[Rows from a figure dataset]
____________
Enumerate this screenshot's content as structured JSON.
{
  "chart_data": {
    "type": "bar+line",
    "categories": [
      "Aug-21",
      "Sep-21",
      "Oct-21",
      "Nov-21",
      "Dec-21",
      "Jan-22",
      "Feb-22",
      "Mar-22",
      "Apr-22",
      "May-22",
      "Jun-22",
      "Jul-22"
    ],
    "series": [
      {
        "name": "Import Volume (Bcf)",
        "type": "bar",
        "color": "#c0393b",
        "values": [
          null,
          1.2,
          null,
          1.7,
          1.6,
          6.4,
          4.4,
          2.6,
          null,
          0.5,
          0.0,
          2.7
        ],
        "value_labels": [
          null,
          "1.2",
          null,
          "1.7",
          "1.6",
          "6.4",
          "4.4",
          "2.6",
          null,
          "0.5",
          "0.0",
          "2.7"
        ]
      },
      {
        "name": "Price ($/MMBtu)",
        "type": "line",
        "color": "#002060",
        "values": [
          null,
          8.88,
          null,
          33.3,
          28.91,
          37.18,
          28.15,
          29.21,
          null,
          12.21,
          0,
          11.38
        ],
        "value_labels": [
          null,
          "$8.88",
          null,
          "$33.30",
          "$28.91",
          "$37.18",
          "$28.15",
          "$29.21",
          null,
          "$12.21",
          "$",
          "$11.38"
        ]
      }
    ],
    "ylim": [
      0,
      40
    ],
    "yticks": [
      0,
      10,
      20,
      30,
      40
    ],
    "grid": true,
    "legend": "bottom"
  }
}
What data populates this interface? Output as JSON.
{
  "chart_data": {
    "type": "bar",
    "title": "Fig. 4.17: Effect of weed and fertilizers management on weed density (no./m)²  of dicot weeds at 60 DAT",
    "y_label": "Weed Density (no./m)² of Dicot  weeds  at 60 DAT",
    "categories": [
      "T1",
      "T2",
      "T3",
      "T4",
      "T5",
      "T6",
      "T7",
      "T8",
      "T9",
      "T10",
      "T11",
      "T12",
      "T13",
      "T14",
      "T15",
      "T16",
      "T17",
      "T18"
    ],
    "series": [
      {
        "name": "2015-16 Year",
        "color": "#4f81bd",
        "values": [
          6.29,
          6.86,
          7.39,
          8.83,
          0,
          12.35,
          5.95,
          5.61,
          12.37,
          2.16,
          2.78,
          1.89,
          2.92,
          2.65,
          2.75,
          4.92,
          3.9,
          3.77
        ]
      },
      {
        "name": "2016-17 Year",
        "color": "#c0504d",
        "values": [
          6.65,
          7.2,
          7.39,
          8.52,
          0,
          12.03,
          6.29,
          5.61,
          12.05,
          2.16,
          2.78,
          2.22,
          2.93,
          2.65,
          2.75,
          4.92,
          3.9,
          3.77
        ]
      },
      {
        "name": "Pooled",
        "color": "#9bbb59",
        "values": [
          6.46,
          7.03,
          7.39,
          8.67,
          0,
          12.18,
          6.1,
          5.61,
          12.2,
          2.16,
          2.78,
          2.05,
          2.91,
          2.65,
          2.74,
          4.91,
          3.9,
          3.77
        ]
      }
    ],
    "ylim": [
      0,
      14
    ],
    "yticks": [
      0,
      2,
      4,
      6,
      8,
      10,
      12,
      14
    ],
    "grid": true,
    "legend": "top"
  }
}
____________
■ **WRITTEN TASK**
Copy every line of the listing containing the string "JSON".

■ **THE ANSWER**
Enumerate this screenshot's content as structured JSON.
What data populates this interface? Output as JSON.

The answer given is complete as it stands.